--- START ---
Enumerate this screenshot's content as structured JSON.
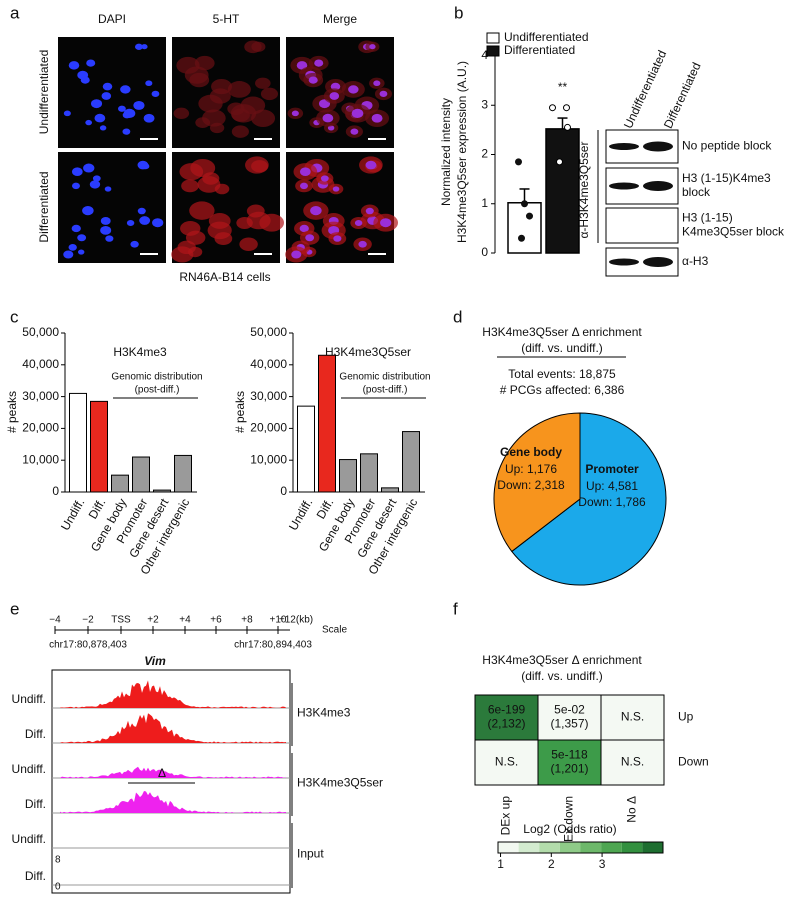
{
  "panel_a": {
    "letter": "a",
    "columns": [
      "DAPI",
      "5-HT",
      "Merge"
    ],
    "column_colors": [
      "#2a2ad0",
      "#d02020",
      "#111111"
    ],
    "rows": [
      "Undifferentiated",
      "Differentiated"
    ],
    "caption": "RN46A-B14 cells"
  },
  "panel_b": {
    "letter": "b",
    "type": "bar",
    "ylabel": [
      "Normalized intensity",
      "H3K4me3Q5ser expression (A.U.)"
    ],
    "series": [
      {
        "name": "Undifferentiated",
        "color": "#ffffff",
        "values": [
          1.02
        ],
        "errors": [
          0.28
        ],
        "points": [
          1.85,
          1.0,
          0.75,
          0.3
        ],
        "point_fill": "#111111"
      },
      {
        "name": "Differentiated",
        "color": "#111111",
        "values": [
          2.52
        ],
        "errors": [
          0.22
        ],
        "points": [
          2.95,
          2.95,
          2.55,
          1.85
        ],
        "point_fill": "#ffffff"
      }
    ],
    "significance": "**",
    "ylim": [
      0,
      4
    ],
    "yticks": [
      0,
      1,
      2,
      3,
      4
    ],
    "blot": {
      "columns": [
        "Undifferentiated",
        "Differentiated"
      ],
      "antibody": "α-H3K4me3Q5ser",
      "rows": [
        [
          "No peptide block"
        ],
        [
          "H3 (1-15)K4me3",
          "block"
        ],
        [
          "H3 (1-15)",
          "K4me3Q5ser block"
        ],
        [
          "α-H3"
        ]
      ]
    }
  },
  "panel_c": {
    "letter": "c",
    "ylabel": "# peaks",
    "annotation": [
      "Genomic distribution",
      "(post-diff.)"
    ],
    "categories": [
      "Undiff.",
      "Diff.",
      "Gene body",
      "Promoter",
      "Gene desert",
      "Other intergenic"
    ],
    "colors": [
      "#ffffff",
      "#e8281e",
      "#9a9a9a",
      "#9a9a9a",
      "#9a9a9a",
      "#9a9a9a"
    ],
    "ylim": [
      0,
      50000
    ],
    "yticks": [
      0,
      {
        "value": 10000,
        "label": "10,000"
      },
      {
        "value": 20000,
        "label": "20,000"
      },
      {
        "value": 30000,
        "label": "30,000"
      },
      {
        "value": 40000,
        "label": "40,000"
      },
      {
        "value": 50000,
        "label": "50,000"
      }
    ],
    "charts": [
      {
        "type": "bar",
        "title": "H3K4me3",
        "values": [
          31000,
          28500,
          5300,
          11000,
          600,
          11500
        ]
      },
      {
        "type": "bar",
        "title": "H3K4me3Q5ser",
        "values": [
          27000,
          43000,
          10200,
          12000,
          1300,
          19000
        ]
      }
    ]
  },
  "panel_d": {
    "letter": "d",
    "type": "pie",
    "title": "H3K4me3Q5ser Δ enrichment",
    "subtitle": "(diff. vs. undiff.)",
    "total": "Total events: 18,875",
    "pcgs": "# PCGs affected: 6,386",
    "slices": [
      {
        "name": "Promoter",
        "color": "#1ba9ea",
        "up": 4581,
        "down": 1786,
        "up_label": "Up: 4,581",
        "down_label": "Down: 1,786"
      },
      {
        "name": "Gene body",
        "color": "#f7941d",
        "up": 1176,
        "down": 2318,
        "up_label": "Up: 1,176",
        "down_label": "Down: 2,318"
      }
    ]
  },
  "panel_e": {
    "letter": "e",
    "scale_ticks": [
      "−4",
      "−2",
      "TSS",
      "+2",
      "+4",
      "+6",
      "+8",
      "+10",
      "+12(kb)"
    ],
    "scale": "Scale",
    "coords": [
      "chr17:80,878,403",
      "chr17:80,894,403"
    ],
    "gene": "Vim",
    "tracks": [
      {
        "group": "H3K4me3",
        "color": "#ee1c1c",
        "rows": [
          "Undiff.",
          "Diff."
        ]
      },
      {
        "group": "H3K4me3Q5ser",
        "color": "#ee22ee",
        "rows": [
          "Undiff.",
          "Diff."
        ]
      },
      {
        "group": "Input",
        "color": "#888888",
        "rows": [
          "Undiff.",
          "Diff."
        ]
      }
    ],
    "delta": "Δ",
    "input_scale": [
      "8",
      "0"
    ]
  },
  "panel_f": {
    "letter": "f",
    "title": "H3K4me3Q5ser Δ enrichment",
    "subtitle": "(diff. vs. undiff.)",
    "rows": [
      "Up",
      "Down"
    ],
    "columns": [
      "DEx up",
      "DEx down",
      "No Δ"
    ],
    "cells": [
      [
        {
          "lines": [
            "6e-199",
            "(2,132)"
          ],
          "color": "#2b7a3b"
        },
        {
          "lines": [
            "5e-02",
            "(1,357)"
          ],
          "color": "#f4f9f3"
        },
        {
          "lines": [
            "N.S."
          ],
          "color": "#f4f9f3"
        }
      ],
      [
        {
          "lines": [
            "N.S."
          ],
          "color": "#f4f9f3"
        },
        {
          "lines": [
            "5e-118",
            "(1,201)"
          ],
          "color": "#3d9b49"
        },
        {
          "lines": [
            "N.S."
          ],
          "color": "#f4f9f3"
        }
      ]
    ],
    "colorbar": {
      "label": "Log2 (Odds ratio)",
      "lim": [
        0.95,
        4.2
      ],
      "ticks": [
        1,
        2,
        3
      ],
      "colors": [
        "#f2f8f0",
        "#d3ebcf",
        "#b3dcab",
        "#8fcb88",
        "#6db86a",
        "#4ea651",
        "#33903f",
        "#1e6e30"
      ]
    }
  }
}
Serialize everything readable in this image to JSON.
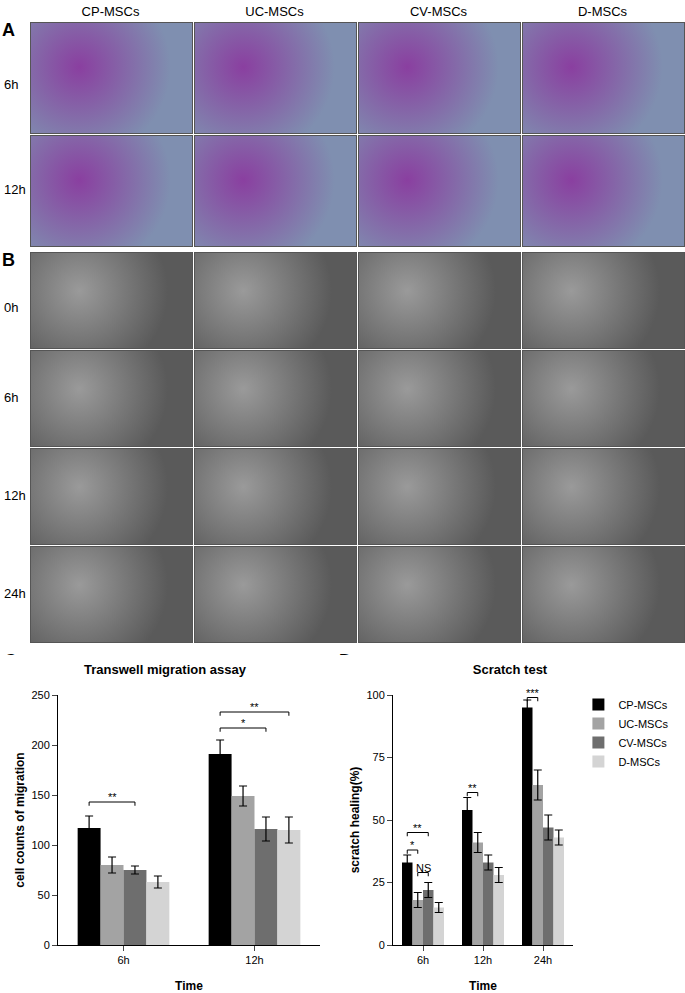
--- END ---
All the material above should be written out exactly, with images omitted.

** Solution to the exercise **
Enumerate this screenshot's content as structured JSON.
{
  "panel_a": {
    "letter": "a",
    "columns": [
      "DAPI",
      "5-HT",
      "Merge"
    ],
    "column_colors": [
      "#2a2ad0",
      "#d02020",
      "#111111"
    ],
    "rows": [
      "Undifferentiated",
      "Differentiated"
    ],
    "caption": "RN46A-B14 cells"
  },
  "panel_b": {
    "letter": "b",
    "type": "bar",
    "ylabel": [
      "Normalized intensity",
      "H3K4me3Q5ser expression (A.U.)"
    ],
    "series": [
      {
        "name": "Undifferentiated",
        "color": "#ffffff",
        "values": [
          1.02
        ],
        "errors": [
          0.28
        ],
        "points": [
          1.85,
          1.0,
          0.75,
          0.3
        ],
        "point_fill": "#111111"
      },
      {
        "name": "Differentiated",
        "color": "#111111",
        "values": [
          2.52
        ],
        "errors": [
          0.22
        ],
        "points": [
          2.95,
          2.95,
          2.55,
          1.85
        ],
        "point_fill": "#ffffff"
      }
    ],
    "significance": "**",
    "ylim": [
      0,
      4
    ],
    "yticks": [
      0,
      1,
      2,
      3,
      4
    ],
    "blot": {
      "columns": [
        "Undifferentiated",
        "Differentiated"
      ],
      "antibody": "α-H3K4me3Q5ser",
      "rows": [
        [
          "No peptide block"
        ],
        [
          "H3 (1-15)K4me3",
          "block"
        ],
        [
          "H3 (1-15)",
          "K4me3Q5ser block"
        ],
        [
          "α-H3"
        ]
      ]
    }
  },
  "panel_c": {
    "letter": "c",
    "ylabel": "# peaks",
    "annotation": [
      "Genomic distribution",
      "(post-diff.)"
    ],
    "categories": [
      "Undiff.",
      "Diff.",
      "Gene body",
      "Promoter",
      "Gene desert",
      "Other intergenic"
    ],
    "colors": [
      "#ffffff",
      "#e8281e",
      "#9a9a9a",
      "#9a9a9a",
      "#9a9a9a",
      "#9a9a9a"
    ],
    "ylim": [
      0,
      50000
    ],
    "yticks": [
      0,
      {
        "value": 10000,
        "label": "10,000"
      },
      {
        "value": 20000,
        "label": "20,000"
      },
      {
        "value": 30000,
        "label": "30,000"
      },
      {
        "value": 40000,
        "label": "40,000"
      },
      {
        "value": 50000,
        "label": "50,000"
      }
    ],
    "charts": [
      {
        "type": "bar",
        "title": "H3K4me3",
        "values": [
          31000,
          28500,
          5300,
          11000,
          600,
          11500
        ]
      },
      {
        "type": "bar",
        "title": "H3K4me3Q5ser",
        "values": [
          27000,
          43000,
          10200,
          12000,
          1300,
          19000
        ]
      }
    ]
  },
  "panel_d": {
    "letter": "d",
    "type": "pie",
    "title": "H3K4me3Q5ser Δ enrichment",
    "subtitle": "(diff. vs. undiff.)",
    "total": "Total events: 18,875",
    "pcgs": "# PCGs affected: 6,386",
    "slices": [
      {
        "name": "Promoter",
        "color": "#1ba9ea",
        "up": 4581,
        "down": 1786,
        "up_label": "Up: 4,581",
        "down_label": "Down: 1,786"
      },
      {
        "name": "Gene body",
        "color": "#f7941d",
        "up": 1176,
        "down": 2318,
        "up_label": "Up: 1,176",
        "down_label": "Down: 2,318"
      }
    ]
  },
  "panel_e": {
    "letter": "e",
    "scale_ticks": [
      "−4",
      "−2",
      "TSS",
      "+2",
      "+4",
      "+6",
      "+8",
      "+10",
      "+12(kb)"
    ],
    "scale": "Scale",
    "coords": [
      "chr17:80,878,403",
      "chr17:80,894,403"
    ],
    "gene": "Vim",
    "tracks": [
      {
        "group": "H3K4me3",
        "color": "#ee1c1c",
        "rows": [
          "Undiff.",
          "Diff."
        ]
      },
      {
        "group": "H3K4me3Q5ser",
        "color": "#ee22ee",
        "rows": [
          "Undiff.",
          "Diff."
        ]
      },
      {
        "group": "Input",
        "color": "#888888",
        "rows": [
          "Undiff.",
          "Diff."
        ]
      }
    ],
    "delta": "Δ",
    "input_scale": [
      "8",
      "0"
    ]
  },
  "panel_f": {
    "letter": "f",
    "title": "H3K4me3Q5ser Δ enrichment",
    "subtitle": "(diff. vs. undiff.)",
    "rows": [
      "Up",
      "Down"
    ],
    "columns": [
      "DEx up",
      "DEx down",
      "No Δ"
    ],
    "cells": [
      [
        {
          "lines": [
            "6e-199",
            "(2,132)"
          ],
          "color": "#2b7a3b"
        },
        {
          "lines": [
            "5e-02",
            "(1,357)"
          ],
          "color": "#f4f9f3"
        },
        {
          "lines": [
            "N.S."
          ],
          "color": "#f4f9f3"
        }
      ],
      [
        {
          "lines": [
            "N.S."
          ],
          "color": "#f4f9f3"
        },
        {
          "lines": [
            "5e-118",
            "(1,201)"
          ],
          "color": "#3d9b49"
        },
        {
          "lines": [
            "N.S."
          ],
          "color": "#f4f9f3"
        }
      ]
    ],
    "colorbar": {
      "label": "Log2 (Odds ratio)",
      "lim": [
        0.95,
        4.2
      ],
      "ticks": [
        1,
        2,
        3
      ],
      "colors": [
        "#f2f8f0",
        "#d3ebcf",
        "#b3dcab",
        "#8fcb88",
        "#6db86a",
        "#4ea651",
        "#33903f",
        "#1e6e30"
      ]
    }
  }
}
Serialize everything readable in this image to JSON.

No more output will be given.